This is an invalid XML but REXML 3.3.1 accepts it, right? And REXML 3.3.2 doesn't accept it, right?

kou commented 1 month ago

The XML isn't accepted with both of ActiveSupport::XmlMini.backend = "Nokogiri" and ActiveSupport::XmlMini.backend = "LibXML" but ActiveSupport::XmlMini.backend = "REXML" with REXML 3.3.1 accepts the XML, right?

MahtraDR commented 1 month ago

Mine is a bit different, in that I'm dealing with XML tags nested inside text. It is the same in that it's worked for years of REXML usage, and broke with 3.3.2 though. This is my offending line.

"<a exist=\"-10949883\" noun=\"Jespin\">He</a> is wearing a <a exist=\"76182094\" noun=\"jacket\">soft black suede jacket</a> with fitted sleeves, a <a exist=\"76182143\" noun=\"cufflinks\">pair of iron and onyx cufflinks</a>, a <a exist=\"76182144\" noun=\"pin\">small golden Paupers pin</a>, a <a exist=\"76182145\" noun=\"satchel\">finely tooled grey leather satchel</a>, a pumpkin-stitched bright <a exist=\"76182149\" noun=\"backpack\">orange backpack</a>, a <a exist=\"76182153\" noun=\"shirt\">pale white spidersilk shirt</a>, a <a exist=\"76182154\" noun=\"apron\">leather crafter's apron</a>, an <a exist=\"76182155\" noun=\"breastplate\">etched vultite metal breastplate</a>, a <a exist=\"76182156\" noun=\"gauntlets\">pair of thick leather gauntlets</a> with polished eonake studs, a <a exist=\"76182157\" noun=\"sack\">large black sack</a>, a <a exist=\"76182158\" noun=\"pouch\">deep indigo eel skin pouch</a>, a <a exist=\"76182196\" noun=\"forging-hammer\">perfect steel-handled mithril forging-hammer</a>, a <a exist=\"76182197\" noun=\"pants\">pair of crisp black linen pants</a>, <a exist=\"76182198\" noun=\"greaves\">some thick spiked ora leg greaves</a>, a <a exist=\"76182199\" noun=\"boots\">pair of thick eonake-toed leather boots</a>, and an <a exist=\"76182200\" noun=\"greatshield\">oval silver steel greatshield</a> lined with crimson plates.\r\n"

-- Data --
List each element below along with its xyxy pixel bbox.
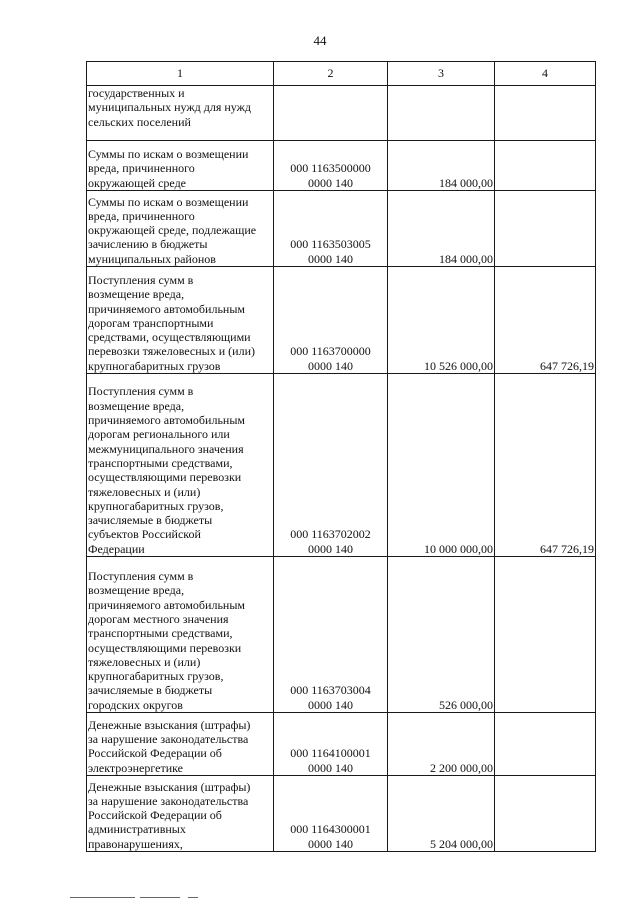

-- Given problem --
Echo the whole REXML issue thread back word for word. None of the data is needed here.

-- Exercise result --
This is an invalid XML but REXML 3.3.1 accepts it, right? And REXML 3.3.2 doesn't accept it, right?

kou commented 1 month ago

The XML isn't accepted with both of ActiveSupport::XmlMini.backend = "Nokogiri" and ActiveSupport::XmlMini.backend = "LibXML" but ActiveSupport::XmlMini.backend = "REXML" with REXML 3.3.1 accepts the XML, right?

MahtraDR commented 1 month ago

Mine is a bit different, in that I'm dealing with XML tags nested inside text. It is the same in that it's worked for years of REXML usage, and broke with 3.3.2 though. This is my offending line.

"<a exist=\"-10949883\" noun=\"Jespin\">He</a> is wearing a <a exist=\"76182094\" noun=\"jacket\">soft black suede jacket</a> with fitted sleeves, a <a exist=\"76182143\" noun=\"cufflinks\">pair of iron and onyx cufflinks</a>, a <a exist=\"76182144\" noun=\"pin\">small golden Paupers pin</a>, a <a exist=\"76182145\" noun=\"satchel\">finely tooled grey leather satchel</a>, a pumpkin-stitched bright <a exist=\"76182149\" noun=\"backpack\">orange backpack</a>, a <a exist=\"76182153\" noun=\"shirt\">pale white spidersilk shirt</a>, a <a exist=\"76182154\" noun=\"apron\">leather crafter's apron</a>, an <a exist=\"76182155\" noun=\"breastplate\">etched vultite metal breastplate</a>, a <a exist=\"76182156\" noun=\"gauntlets\">pair of thick leather gauntlets</a> with polished eonake studs, a <a exist=\"76182157\" noun=\"sack\">large black sack</a>, a <a exist=\"76182158\" noun=\"pouch\">deep indigo eel skin pouch</a>, a <a exist=\"76182196\" noun=\"forging-hammer\">perfect steel-handled mithril forging-hammer</a>, a <a exist=\"76182197\" noun=\"pants\">pair of crisp black linen pants</a>, <a exist=\"76182198\" noun=\"greaves\">some thick spiked ora leg greaves</a>, a <a exist=\"76182199\" noun=\"boots\">pair of thick eonake-toed leather boots</a>, and an <a exist=\"76182200\" noun=\"greatshield\">oval silver steel greatshield</a> lined with crimson plates.\r\n"